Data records
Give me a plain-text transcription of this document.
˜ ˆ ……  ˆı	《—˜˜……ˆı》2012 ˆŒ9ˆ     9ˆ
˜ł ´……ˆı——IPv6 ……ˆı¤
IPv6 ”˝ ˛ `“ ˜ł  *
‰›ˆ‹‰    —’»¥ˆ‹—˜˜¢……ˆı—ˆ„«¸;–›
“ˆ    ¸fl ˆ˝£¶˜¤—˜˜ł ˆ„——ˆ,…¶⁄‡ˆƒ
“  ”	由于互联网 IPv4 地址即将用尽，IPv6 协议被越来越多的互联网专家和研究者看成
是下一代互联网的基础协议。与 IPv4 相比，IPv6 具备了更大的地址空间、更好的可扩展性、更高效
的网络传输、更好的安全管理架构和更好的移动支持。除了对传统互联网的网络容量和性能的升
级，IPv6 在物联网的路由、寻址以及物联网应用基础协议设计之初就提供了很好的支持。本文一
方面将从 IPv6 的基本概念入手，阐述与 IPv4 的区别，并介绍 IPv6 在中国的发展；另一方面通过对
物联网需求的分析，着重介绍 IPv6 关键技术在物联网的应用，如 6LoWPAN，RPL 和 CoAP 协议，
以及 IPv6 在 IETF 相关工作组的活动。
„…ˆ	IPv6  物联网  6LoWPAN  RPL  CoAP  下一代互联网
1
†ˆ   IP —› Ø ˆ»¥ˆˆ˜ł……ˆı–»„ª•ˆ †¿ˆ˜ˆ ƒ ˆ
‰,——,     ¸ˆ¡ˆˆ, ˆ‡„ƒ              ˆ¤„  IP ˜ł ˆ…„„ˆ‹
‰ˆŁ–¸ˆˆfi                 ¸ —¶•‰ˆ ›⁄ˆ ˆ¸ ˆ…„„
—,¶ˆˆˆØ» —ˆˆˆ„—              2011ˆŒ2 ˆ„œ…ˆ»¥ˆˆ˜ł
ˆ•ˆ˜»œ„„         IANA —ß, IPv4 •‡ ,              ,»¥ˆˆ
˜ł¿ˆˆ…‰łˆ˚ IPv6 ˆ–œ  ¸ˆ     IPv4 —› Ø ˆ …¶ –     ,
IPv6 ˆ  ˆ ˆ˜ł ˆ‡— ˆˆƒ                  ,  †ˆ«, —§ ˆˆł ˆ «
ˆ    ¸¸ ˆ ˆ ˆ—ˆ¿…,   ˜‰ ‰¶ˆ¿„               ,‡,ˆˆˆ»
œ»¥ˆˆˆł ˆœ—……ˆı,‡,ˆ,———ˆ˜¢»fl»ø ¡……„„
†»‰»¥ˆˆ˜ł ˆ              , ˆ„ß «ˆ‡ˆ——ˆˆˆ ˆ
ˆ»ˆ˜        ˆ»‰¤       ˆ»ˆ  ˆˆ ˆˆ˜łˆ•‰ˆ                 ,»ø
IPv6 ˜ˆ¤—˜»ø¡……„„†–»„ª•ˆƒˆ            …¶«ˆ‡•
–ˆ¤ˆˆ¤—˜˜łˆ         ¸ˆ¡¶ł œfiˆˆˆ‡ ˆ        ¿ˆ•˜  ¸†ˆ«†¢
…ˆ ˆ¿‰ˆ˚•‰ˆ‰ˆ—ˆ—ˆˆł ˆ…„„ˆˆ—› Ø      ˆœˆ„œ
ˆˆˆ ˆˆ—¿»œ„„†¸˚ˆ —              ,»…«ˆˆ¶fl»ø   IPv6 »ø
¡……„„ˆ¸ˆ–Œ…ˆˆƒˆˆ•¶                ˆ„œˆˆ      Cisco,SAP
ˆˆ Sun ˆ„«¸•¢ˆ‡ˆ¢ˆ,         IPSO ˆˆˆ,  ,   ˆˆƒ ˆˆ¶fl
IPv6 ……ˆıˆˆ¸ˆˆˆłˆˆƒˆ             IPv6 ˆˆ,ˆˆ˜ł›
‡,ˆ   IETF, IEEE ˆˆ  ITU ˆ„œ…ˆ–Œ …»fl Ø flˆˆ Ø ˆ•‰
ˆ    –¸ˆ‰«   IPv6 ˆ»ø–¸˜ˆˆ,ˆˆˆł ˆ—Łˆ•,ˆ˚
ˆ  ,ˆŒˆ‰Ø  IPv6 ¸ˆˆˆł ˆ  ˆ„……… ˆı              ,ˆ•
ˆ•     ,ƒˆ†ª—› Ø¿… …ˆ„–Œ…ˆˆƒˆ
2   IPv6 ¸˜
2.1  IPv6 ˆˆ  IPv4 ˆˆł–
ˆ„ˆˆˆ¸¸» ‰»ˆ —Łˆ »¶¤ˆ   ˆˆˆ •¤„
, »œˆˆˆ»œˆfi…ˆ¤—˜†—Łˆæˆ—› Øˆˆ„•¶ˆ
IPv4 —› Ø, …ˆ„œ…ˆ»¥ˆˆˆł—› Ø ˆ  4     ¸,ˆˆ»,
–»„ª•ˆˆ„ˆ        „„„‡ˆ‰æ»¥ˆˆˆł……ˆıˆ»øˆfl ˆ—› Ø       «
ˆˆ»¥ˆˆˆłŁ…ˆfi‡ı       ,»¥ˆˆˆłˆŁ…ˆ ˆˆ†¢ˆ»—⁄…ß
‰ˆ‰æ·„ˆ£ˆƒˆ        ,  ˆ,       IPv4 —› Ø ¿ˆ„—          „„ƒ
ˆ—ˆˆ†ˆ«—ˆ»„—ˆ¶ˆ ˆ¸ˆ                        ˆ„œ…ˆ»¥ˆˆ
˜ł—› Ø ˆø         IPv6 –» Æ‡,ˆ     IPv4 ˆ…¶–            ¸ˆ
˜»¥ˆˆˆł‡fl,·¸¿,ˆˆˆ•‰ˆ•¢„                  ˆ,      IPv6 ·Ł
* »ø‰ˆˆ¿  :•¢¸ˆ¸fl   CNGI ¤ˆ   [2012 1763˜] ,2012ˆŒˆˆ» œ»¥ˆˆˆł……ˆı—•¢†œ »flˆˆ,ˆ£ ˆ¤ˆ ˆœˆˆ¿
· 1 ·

# Problem to work on
Using the exact wording, write out all of the records.

# Exercise solution
Give me a plain-text transcription of this document.
˜ ˆ ……  ˆı	《—˜˜……ˆı》2012 ˆŒ9ˆ     9ˆ
˜ł ´……ˆı——IPv6 ……ˆı¤
IPv6 ”˝ ˛ `“ ˜ł  *
‰›ˆ‹‰    —’»¥ˆ‹—˜˜¢……ˆı—ˆ„«¸;–›
“ˆ    ¸fl ˆ˝£¶˜¤—˜˜ł ˆ„——ˆ,…¶⁄‡ˆƒ
“  ”	由于互联网 IPv4 地址即将用尽，IPv6 协议被越来越多的互联网专家和研究者看成
是下一代互联网的基础协议。与 IPv4 相比，IPv6 具备了更大的地址空间、更好的可扩展性、更高效
的网络传输、更好的安全管理架构和更好的移动支持。除了对传统互联网的网络容量和性能的升
级，IPv6 在物联网的路由、寻址以及物联网应用基础协议设计之初就提供了很好的支持。本文一
方面将从 IPv6 的基本概念入手，阐述与 IPv4 的区别，并介绍 IPv6 在中国的发展；另一方面通过对
物联网需求的分析，着重介绍 IPv6 关键技术在物联网的应用，如 6LoWPAN，RPL 和 CoAP 协议，
以及 IPv6 在 IETF 相关工作组的活动。
„…ˆ	IPv6  物联网  6LoWPAN  RPL  CoAP  下一代互联网
1
†ˆ   IP —› Ø ˆ»¥ˆˆ˜ł……ˆı–»„ª•ˆ †¿ˆ˜ˆ ƒ ˆ
‰,——,     ¸ˆ¡ˆˆ, ˆ‡„ƒ              ˆ¤„  IP ˜ł ˆ…„„ˆ‹
‰ˆŁ–¸ˆˆfi                 ¸ —¶•‰ˆ ›⁄ˆ ˆ¸ ˆ…„„
—,¶ˆˆˆØ» —ˆˆˆ„—              2011ˆŒ2 ˆ„œ…ˆ»¥ˆˆ˜ł
ˆ•ˆ˜»œ„„         IANA —ß, IPv4 •‡ ,              ,»¥ˆˆ
˜ł¿ˆˆ…‰łˆ˚ IPv6 ˆ–œ  ¸ˆ     IPv4 —› Ø ˆ …¶ –     ,
IPv6 ˆ  ˆ ˆ˜ł ˆ‡— ˆˆƒ                  ,  †ˆ«, —§ ˆˆł ˆ «
ˆ    ¸¸ ˆ ˆ ˆ—ˆ¿…,   ˜‰ ‰¶ˆ¿„               ,‡,ˆˆˆ»
œ»¥ˆˆˆł ˆœ—……ˆı,‡,ˆ,———ˆ˜¢»fl»ø ¡……„„
†»‰»¥ˆˆ˜ł ˆ              , ˆ„ß «ˆ‡ˆ——ˆˆˆ ˆ
ˆ»ˆ˜        ˆ»‰¤       ˆ»ˆ  ˆˆ ˆˆ˜łˆ•‰ˆ                 ,»ø
IPv6 ˜ˆ¤—˜»ø¡……„„†–»„ª•ˆƒˆ            …¶«ˆ‡•
–ˆ¤ˆˆ¤—˜˜łˆ         ¸ˆ¡¶ł œfiˆˆˆ‡ ˆ        ¿ˆ•˜  ¸†ˆ«†¢
…ˆ ˆ¿‰ˆ˚•‰ˆ‰ˆ—ˆ—ˆˆł ˆ…„„ˆˆ—› Ø      ˆœˆ„œ
ˆˆˆ ˆˆ—¿»œ„„†¸˚ˆ —              ,»…«ˆˆ¶fl»ø   IPv6 »ø
¡……„„ˆ¸ˆ–Œ…ˆˆƒˆˆ•¶                ˆ„œˆˆ      Cisco,SAP
ˆˆ Sun ˆ„«¸•¢ˆ‡ˆ¢ˆ,         IPSO ˆˆˆ,  ,   ˆˆƒ ˆˆ¶fl
IPv6 ……ˆıˆˆ¸ˆˆˆłˆˆƒˆ             IPv6 ˆˆ,ˆˆ˜ł›
‡,ˆ   IETF, IEEE ˆˆ  ITU ˆ„œ…ˆ–Œ …»fl Ø flˆˆ Ø ˆ•‰
ˆ    –¸ˆ‰«   IPv6 ˆ»ø–¸˜ˆˆ,ˆˆˆł ˆ—Łˆ•,ˆ˚
ˆ  ,ˆŒˆ‰Ø  IPv6 ¸ˆˆˆł ˆ  ˆ„……… ˆı              ,ˆ•
ˆ•     ,ƒˆ†ª—› Ø¿… …ˆ„–Œ…ˆˆƒˆ
2   IPv6 ¸˜
2.1  IPv6 ˆˆ  IPv4 ˆˆł–
ˆ„ˆˆˆ¸¸» ‰»ˆ —Łˆ »¶¤ˆ   ˆˆˆ •¤„
, »œˆˆˆ»œˆfi…ˆ¤—˜†—Łˆæˆ—› Øˆˆ„•¶ˆ
IPv4 —› Ø, …ˆ„œ…ˆ»¥ˆˆˆł—› Ø ˆ  4     ¸,ˆˆ»,
–»„ª•ˆˆ„ˆ        „„„‡ˆ‰æ»¥ˆˆˆł……ˆıˆ»øˆfl ˆ—› Ø       «
ˆˆ»¥ˆˆˆłŁ…ˆfi‡ı       ,»¥ˆˆˆłˆŁ…ˆ ˆˆ†¢ˆ»—⁄…ß
‰ˆ‰æ·„ˆ£ˆƒˆ        ,  ˆ,       IPv4 —› Ø ¿ˆ„—          „„ƒ
ˆ—ˆˆ†ˆ«—ˆ»„—ˆ¶ˆ ˆ¸ˆ                        ˆ„œ…ˆ»¥ˆˆ
˜ł—› Ø ˆø         IPv6 –» Æ‡,ˆ     IPv4 ˆ…¶–            ¸ˆ
˜»¥ˆˆˆł‡fl,·¸¿,ˆˆˆ•‰ˆ•¢„                  ˆ,      IPv6 ·Ł
* »ø‰ˆˆ¿  :•¢¸ˆ¸fl   CNGI ¤ˆ   [2012 1763˜] ,2012ˆŒˆˆ» œ»¥ˆˆˆł……ˆı—•¢†œ »flˆˆ,ˆ£ ˆ¤ˆ ˆœˆˆ¿
· 1 ·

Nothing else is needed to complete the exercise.